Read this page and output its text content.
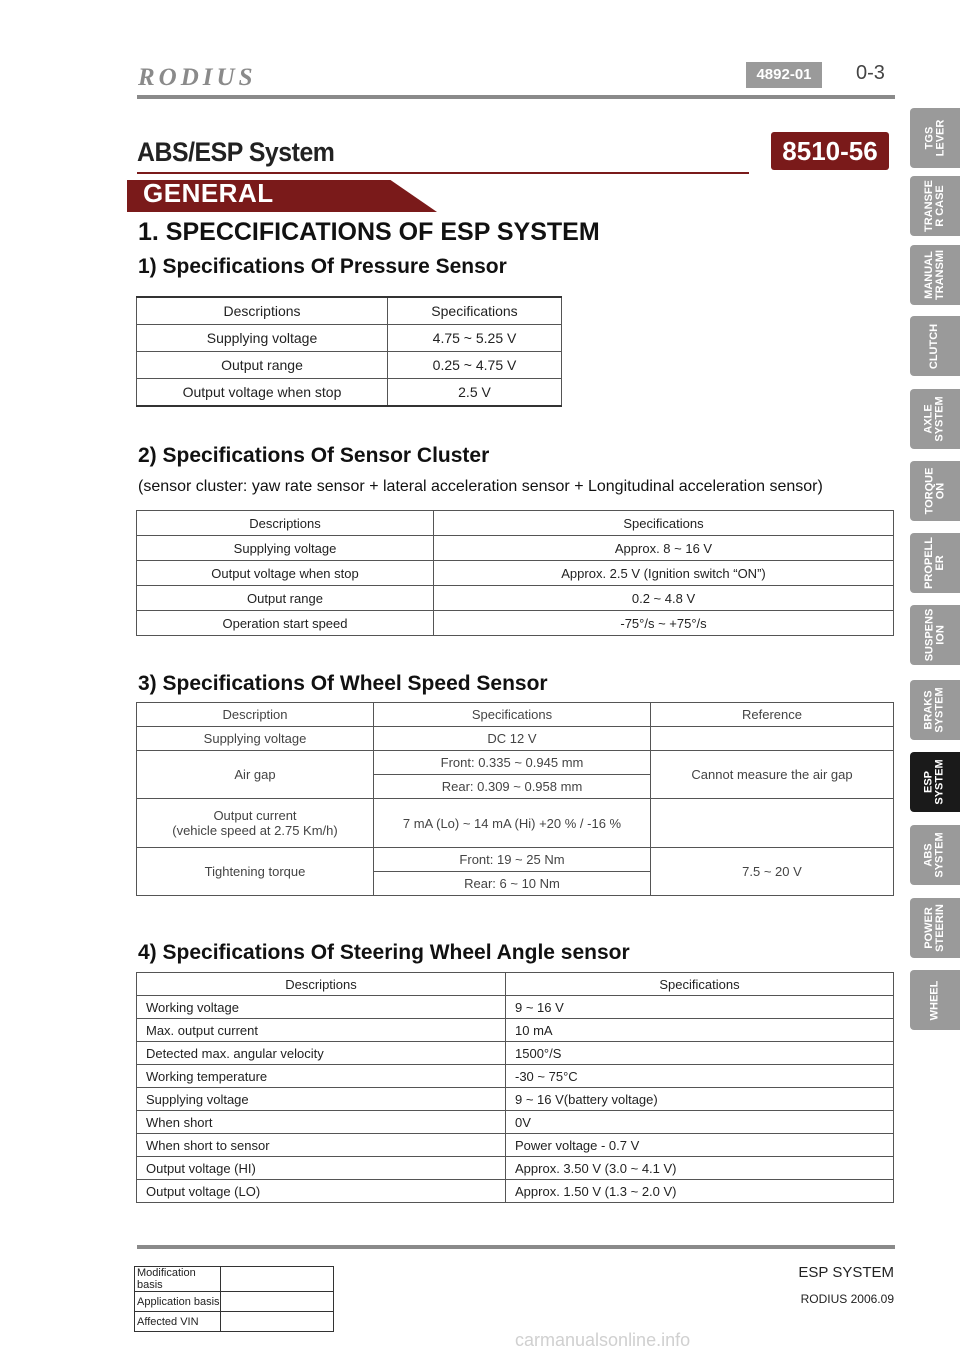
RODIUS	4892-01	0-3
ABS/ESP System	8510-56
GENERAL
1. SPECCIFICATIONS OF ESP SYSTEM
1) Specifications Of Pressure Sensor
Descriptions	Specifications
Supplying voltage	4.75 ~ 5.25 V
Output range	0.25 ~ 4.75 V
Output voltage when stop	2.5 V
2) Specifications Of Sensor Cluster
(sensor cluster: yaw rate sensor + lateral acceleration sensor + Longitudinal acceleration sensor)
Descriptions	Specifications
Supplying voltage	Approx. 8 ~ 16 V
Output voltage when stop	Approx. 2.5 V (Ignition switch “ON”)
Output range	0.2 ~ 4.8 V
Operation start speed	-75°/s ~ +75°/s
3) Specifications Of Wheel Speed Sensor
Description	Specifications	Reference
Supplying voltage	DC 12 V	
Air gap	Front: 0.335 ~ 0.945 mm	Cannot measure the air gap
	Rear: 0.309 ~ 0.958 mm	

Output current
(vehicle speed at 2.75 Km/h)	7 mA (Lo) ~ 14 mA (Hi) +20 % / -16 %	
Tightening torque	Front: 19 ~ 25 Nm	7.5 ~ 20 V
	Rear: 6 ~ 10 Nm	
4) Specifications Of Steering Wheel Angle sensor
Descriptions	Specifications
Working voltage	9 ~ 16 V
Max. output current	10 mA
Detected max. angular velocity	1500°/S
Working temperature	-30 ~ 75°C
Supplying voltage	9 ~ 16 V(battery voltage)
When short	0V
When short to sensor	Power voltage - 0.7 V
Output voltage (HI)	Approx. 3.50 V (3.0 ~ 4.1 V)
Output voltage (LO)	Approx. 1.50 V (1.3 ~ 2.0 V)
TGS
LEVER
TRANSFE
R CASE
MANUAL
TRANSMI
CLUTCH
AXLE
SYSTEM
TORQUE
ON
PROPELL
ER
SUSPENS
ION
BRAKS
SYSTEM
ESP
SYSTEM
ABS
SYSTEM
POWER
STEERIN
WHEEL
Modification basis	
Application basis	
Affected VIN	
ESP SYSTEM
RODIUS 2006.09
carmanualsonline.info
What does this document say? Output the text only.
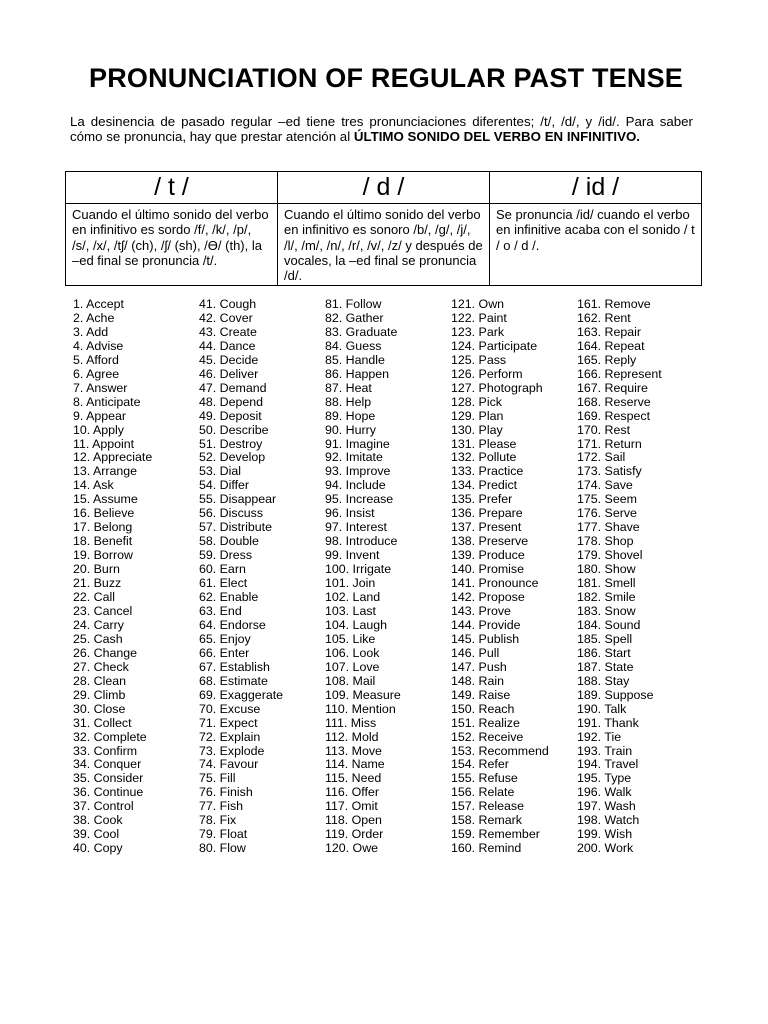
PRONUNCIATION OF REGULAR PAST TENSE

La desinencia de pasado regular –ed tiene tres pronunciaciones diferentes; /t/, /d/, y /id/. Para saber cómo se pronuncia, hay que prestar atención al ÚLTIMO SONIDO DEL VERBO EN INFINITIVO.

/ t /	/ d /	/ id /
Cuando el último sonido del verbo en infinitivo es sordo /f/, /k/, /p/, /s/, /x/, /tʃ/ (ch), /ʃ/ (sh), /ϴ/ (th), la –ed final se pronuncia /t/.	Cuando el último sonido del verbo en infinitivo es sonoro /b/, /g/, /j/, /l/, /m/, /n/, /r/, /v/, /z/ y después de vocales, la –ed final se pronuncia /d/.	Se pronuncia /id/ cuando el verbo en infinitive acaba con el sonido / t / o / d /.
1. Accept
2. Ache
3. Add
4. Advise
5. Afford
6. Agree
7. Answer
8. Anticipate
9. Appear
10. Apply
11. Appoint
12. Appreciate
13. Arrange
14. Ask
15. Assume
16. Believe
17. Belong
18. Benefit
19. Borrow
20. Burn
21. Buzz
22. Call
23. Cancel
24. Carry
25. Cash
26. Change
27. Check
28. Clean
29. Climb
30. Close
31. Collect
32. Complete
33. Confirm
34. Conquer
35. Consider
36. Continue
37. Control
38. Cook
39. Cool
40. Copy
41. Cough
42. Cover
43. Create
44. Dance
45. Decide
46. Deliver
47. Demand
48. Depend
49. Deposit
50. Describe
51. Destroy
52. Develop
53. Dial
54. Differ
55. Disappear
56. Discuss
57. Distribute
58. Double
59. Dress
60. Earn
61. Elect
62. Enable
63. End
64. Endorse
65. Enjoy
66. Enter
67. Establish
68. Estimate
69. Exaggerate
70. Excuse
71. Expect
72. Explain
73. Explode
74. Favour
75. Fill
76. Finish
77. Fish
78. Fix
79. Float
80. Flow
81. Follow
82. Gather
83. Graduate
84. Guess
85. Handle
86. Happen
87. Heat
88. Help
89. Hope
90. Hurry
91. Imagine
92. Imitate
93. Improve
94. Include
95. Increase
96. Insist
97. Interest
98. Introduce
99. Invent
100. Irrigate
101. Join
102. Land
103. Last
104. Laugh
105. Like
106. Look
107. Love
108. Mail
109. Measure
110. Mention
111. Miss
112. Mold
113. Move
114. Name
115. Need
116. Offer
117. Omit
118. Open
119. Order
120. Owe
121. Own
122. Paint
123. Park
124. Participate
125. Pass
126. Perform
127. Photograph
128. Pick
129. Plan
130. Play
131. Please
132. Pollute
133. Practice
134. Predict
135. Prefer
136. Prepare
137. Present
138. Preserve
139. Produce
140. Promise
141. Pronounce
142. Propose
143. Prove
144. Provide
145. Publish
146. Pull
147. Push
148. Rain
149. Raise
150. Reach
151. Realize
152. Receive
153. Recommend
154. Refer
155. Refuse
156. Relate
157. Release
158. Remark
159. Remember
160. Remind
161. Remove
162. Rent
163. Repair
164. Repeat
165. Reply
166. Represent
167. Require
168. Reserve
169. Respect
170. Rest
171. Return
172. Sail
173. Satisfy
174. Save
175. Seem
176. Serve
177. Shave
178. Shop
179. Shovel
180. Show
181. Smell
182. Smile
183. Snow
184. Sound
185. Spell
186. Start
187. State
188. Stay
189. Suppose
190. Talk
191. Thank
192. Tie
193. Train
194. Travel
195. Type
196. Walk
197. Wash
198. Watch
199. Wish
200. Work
==
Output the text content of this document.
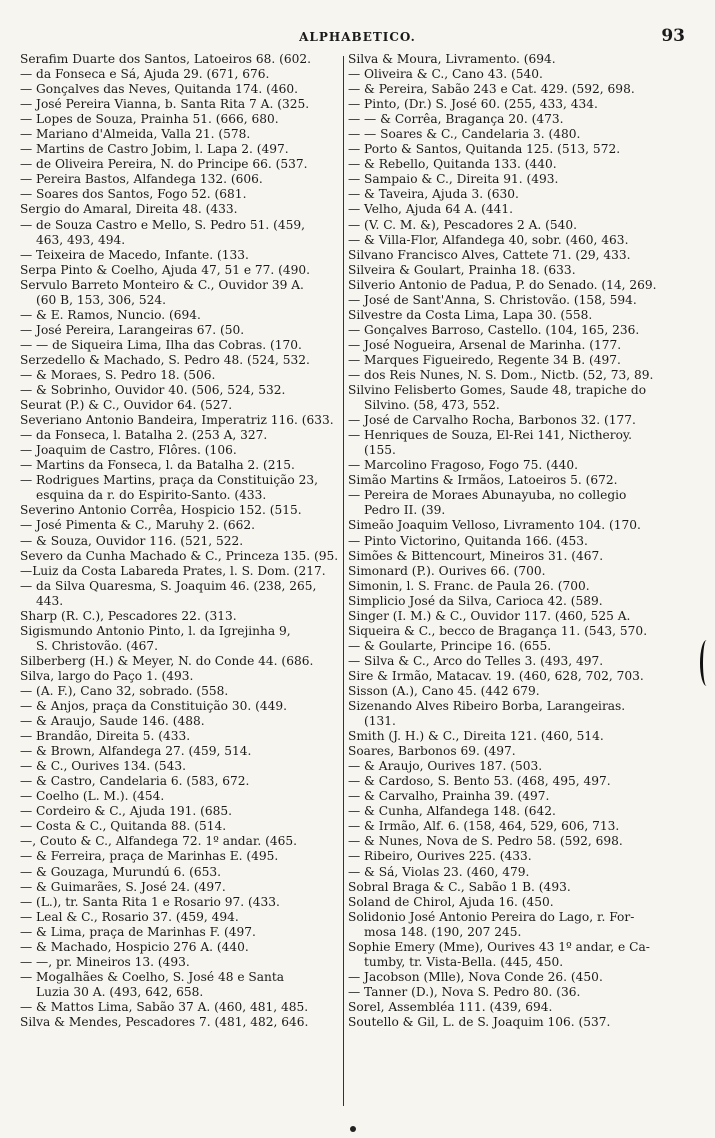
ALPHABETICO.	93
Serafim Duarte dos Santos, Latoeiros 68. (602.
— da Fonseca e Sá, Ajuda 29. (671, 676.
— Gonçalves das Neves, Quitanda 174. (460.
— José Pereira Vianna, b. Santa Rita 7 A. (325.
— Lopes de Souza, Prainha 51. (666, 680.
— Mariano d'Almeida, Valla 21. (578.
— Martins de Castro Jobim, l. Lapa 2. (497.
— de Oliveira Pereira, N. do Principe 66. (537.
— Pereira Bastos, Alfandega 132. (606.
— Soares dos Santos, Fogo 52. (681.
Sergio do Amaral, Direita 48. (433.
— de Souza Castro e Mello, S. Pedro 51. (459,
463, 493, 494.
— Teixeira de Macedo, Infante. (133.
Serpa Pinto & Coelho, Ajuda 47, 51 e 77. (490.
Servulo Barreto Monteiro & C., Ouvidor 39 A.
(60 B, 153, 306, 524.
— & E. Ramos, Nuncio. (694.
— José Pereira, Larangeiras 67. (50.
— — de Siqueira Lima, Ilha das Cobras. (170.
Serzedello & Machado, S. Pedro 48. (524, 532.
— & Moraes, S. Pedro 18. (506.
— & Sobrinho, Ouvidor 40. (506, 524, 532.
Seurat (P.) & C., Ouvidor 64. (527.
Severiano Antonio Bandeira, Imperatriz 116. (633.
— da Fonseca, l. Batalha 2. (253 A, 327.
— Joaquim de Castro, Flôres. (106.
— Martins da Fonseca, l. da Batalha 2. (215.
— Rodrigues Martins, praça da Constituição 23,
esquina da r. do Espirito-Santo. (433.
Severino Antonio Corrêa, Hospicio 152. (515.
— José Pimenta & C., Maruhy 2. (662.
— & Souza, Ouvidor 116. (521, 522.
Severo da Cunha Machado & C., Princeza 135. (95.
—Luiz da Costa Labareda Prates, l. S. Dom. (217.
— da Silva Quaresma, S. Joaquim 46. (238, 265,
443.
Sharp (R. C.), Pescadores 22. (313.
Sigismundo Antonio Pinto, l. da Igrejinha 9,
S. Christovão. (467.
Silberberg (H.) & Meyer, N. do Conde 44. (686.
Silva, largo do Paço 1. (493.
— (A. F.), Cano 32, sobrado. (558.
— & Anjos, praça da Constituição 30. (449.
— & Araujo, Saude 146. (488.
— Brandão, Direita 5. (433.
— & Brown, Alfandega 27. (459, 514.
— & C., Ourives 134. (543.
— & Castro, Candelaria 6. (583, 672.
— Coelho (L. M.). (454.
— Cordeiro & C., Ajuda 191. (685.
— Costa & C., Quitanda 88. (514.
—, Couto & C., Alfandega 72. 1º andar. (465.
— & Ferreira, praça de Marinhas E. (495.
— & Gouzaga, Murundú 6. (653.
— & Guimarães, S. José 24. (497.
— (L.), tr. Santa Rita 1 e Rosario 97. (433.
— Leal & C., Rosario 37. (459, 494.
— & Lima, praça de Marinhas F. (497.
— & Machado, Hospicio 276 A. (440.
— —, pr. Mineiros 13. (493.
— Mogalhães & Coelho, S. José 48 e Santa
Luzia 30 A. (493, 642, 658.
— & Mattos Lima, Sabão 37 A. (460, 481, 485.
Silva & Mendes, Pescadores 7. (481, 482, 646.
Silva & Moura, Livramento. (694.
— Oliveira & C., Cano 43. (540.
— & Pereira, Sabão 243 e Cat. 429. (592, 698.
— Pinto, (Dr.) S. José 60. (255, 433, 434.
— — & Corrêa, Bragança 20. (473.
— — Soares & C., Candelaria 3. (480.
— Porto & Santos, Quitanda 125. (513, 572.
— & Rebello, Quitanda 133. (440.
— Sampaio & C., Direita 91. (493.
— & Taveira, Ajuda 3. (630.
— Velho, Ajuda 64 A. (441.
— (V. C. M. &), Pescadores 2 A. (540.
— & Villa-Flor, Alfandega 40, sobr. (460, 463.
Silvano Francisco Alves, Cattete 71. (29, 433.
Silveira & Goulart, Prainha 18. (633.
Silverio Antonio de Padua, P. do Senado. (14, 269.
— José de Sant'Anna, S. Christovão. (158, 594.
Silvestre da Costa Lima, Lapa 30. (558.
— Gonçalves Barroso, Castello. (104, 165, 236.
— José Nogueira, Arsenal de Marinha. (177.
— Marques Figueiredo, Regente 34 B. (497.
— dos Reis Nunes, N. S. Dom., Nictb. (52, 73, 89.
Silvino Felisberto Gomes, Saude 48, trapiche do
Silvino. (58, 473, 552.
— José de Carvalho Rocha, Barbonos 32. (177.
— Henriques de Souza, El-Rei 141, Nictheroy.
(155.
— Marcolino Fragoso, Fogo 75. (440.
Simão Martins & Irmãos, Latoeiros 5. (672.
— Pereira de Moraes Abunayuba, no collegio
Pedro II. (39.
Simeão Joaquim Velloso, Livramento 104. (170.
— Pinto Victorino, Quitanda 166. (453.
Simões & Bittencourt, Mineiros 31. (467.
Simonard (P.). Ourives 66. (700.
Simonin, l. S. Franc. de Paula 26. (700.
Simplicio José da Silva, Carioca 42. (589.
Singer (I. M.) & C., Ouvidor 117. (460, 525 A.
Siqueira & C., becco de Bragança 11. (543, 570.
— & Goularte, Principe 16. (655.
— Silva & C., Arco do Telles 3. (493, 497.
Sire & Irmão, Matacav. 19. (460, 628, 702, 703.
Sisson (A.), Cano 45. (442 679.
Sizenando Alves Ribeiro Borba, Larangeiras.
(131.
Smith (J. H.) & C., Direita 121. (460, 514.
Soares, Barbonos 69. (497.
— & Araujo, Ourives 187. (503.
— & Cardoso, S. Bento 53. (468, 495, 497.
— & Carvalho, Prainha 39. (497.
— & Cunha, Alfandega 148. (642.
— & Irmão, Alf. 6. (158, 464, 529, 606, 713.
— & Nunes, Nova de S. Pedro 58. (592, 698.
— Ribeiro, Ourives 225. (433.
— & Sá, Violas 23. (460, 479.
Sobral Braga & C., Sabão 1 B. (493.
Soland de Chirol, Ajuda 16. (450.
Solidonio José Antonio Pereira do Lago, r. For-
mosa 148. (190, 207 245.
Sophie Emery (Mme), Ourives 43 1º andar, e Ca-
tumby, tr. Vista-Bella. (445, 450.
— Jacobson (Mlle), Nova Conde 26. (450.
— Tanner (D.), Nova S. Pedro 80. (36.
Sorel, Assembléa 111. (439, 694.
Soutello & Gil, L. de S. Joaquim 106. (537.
==
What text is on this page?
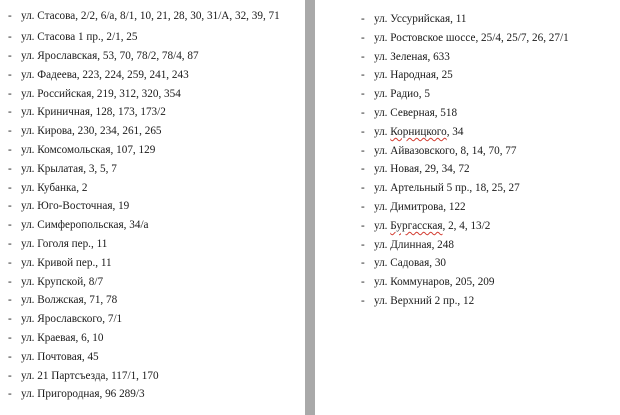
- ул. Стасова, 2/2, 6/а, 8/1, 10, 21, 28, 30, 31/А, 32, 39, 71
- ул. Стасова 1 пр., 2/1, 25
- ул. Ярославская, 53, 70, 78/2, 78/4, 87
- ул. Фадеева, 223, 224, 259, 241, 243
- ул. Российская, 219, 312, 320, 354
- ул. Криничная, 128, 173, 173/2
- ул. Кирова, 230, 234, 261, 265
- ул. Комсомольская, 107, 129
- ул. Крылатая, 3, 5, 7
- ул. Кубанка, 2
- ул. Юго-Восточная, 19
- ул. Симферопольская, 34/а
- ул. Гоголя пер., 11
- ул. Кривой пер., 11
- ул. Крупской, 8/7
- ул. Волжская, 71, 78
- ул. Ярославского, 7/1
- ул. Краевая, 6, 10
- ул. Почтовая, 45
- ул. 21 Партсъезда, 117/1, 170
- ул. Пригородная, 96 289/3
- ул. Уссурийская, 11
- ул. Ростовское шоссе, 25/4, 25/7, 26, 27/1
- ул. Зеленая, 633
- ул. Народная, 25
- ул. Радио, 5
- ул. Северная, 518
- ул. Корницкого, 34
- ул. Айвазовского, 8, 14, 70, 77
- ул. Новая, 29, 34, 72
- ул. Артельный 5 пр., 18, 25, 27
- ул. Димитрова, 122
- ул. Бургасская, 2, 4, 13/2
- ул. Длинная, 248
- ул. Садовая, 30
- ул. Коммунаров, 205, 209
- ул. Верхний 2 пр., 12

▶ _REQUIREMENT_: Extract every line of the records above that contains the word "Principe".

▶ _RESULT FOR THIS EXERCISE_:
— de Oliveira Pereira, N. do Principe 66. (537.
— & Goularte, Principe 16. (655.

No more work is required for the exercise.